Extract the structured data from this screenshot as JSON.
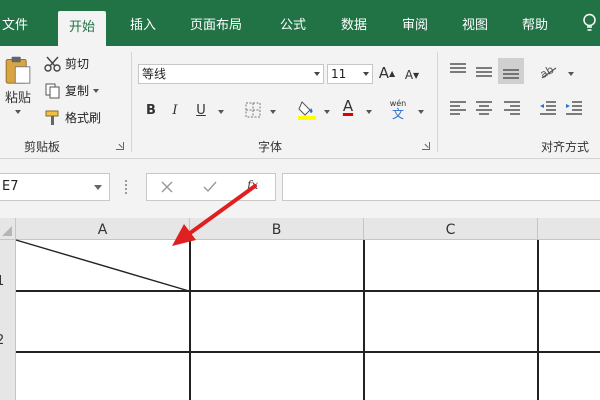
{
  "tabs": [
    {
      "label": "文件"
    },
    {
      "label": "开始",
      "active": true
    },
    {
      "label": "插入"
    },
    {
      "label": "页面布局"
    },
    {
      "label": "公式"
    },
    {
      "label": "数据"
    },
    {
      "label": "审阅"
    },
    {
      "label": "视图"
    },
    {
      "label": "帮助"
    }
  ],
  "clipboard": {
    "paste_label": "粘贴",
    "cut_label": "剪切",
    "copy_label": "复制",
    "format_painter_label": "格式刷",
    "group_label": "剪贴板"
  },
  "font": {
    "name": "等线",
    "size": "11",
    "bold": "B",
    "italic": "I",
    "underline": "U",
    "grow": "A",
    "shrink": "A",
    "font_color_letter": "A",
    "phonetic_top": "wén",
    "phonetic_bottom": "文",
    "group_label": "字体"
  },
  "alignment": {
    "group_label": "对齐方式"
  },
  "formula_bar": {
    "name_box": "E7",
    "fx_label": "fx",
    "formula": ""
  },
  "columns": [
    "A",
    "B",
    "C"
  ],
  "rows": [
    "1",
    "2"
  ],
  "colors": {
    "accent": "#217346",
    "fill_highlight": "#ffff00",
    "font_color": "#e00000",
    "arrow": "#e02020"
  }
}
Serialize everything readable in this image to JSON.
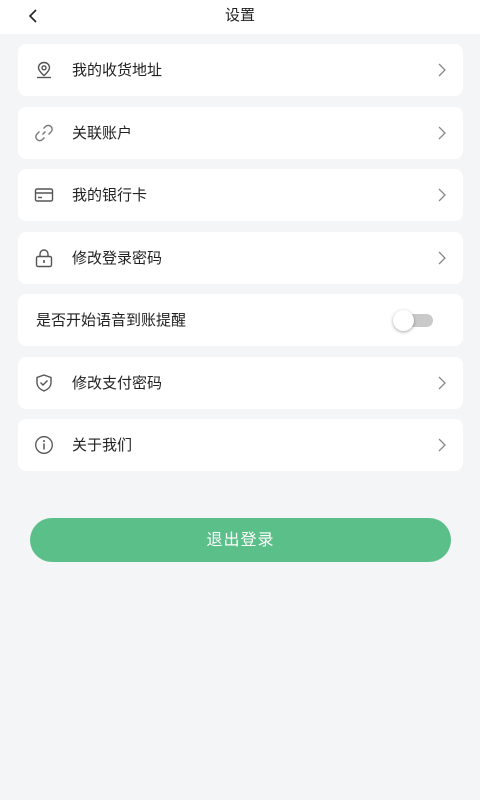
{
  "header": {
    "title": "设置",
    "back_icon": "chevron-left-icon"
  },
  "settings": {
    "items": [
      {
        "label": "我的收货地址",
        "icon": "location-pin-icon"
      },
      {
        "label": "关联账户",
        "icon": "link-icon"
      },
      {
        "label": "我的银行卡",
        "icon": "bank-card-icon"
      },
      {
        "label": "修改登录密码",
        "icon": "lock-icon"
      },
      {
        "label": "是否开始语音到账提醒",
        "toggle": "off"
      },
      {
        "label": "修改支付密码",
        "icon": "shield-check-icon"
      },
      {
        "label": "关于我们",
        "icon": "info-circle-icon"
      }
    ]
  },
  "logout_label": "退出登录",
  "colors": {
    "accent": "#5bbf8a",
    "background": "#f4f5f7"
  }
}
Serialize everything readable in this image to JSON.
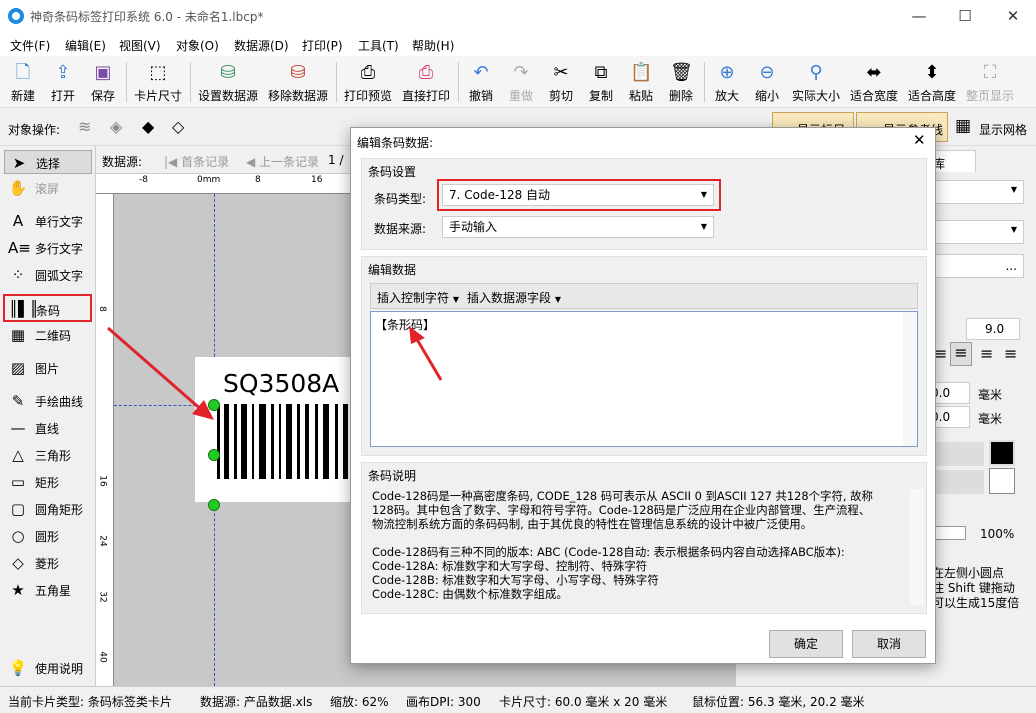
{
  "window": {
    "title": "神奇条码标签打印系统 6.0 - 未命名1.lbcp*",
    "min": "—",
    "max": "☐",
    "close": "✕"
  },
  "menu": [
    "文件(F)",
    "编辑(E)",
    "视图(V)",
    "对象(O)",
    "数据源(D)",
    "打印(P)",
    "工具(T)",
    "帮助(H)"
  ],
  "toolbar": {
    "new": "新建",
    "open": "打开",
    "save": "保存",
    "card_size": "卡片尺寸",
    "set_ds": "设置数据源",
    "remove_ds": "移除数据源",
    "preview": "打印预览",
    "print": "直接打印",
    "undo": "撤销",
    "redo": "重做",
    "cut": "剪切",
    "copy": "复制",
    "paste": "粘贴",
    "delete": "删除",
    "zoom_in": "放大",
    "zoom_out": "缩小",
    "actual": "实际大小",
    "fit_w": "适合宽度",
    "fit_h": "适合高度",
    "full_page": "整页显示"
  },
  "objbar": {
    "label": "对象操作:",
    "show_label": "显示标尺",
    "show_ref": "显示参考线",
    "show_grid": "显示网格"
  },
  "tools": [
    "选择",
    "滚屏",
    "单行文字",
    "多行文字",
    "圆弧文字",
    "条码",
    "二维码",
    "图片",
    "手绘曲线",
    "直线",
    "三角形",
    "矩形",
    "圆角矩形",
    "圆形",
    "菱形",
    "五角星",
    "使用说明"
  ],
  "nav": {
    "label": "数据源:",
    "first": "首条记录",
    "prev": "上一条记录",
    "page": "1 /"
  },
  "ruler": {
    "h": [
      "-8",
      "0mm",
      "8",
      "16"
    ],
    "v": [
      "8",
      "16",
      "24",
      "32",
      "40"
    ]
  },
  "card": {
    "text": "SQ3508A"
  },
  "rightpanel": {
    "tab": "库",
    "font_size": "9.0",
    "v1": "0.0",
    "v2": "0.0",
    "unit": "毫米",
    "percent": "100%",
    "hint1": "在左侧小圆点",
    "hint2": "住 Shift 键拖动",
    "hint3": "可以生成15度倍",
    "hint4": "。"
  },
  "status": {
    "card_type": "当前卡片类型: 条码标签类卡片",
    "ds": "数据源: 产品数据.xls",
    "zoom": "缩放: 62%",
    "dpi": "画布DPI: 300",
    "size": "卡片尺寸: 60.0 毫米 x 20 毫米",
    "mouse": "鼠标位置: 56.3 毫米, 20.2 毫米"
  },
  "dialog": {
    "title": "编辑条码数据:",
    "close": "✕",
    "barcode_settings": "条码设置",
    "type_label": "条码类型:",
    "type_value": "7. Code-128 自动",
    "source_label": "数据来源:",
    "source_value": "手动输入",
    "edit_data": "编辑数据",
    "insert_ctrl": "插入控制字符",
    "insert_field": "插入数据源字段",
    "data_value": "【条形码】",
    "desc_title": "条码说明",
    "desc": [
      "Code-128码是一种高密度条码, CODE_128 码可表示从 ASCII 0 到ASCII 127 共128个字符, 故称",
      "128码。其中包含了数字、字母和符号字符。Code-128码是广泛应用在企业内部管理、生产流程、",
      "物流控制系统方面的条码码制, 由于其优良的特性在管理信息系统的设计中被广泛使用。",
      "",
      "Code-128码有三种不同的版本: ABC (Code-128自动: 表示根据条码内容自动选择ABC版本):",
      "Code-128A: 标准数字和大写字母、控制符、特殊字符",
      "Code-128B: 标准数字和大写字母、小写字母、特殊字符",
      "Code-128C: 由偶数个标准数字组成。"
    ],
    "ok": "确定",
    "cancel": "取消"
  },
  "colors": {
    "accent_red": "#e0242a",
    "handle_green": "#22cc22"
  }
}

What is required: Pull every line holding "卡片尺寸" out of the records.

Right answer:
    "card_size": "卡片尺寸",
    "size": "卡片尺寸: 60.0 毫米 x 20 毫米",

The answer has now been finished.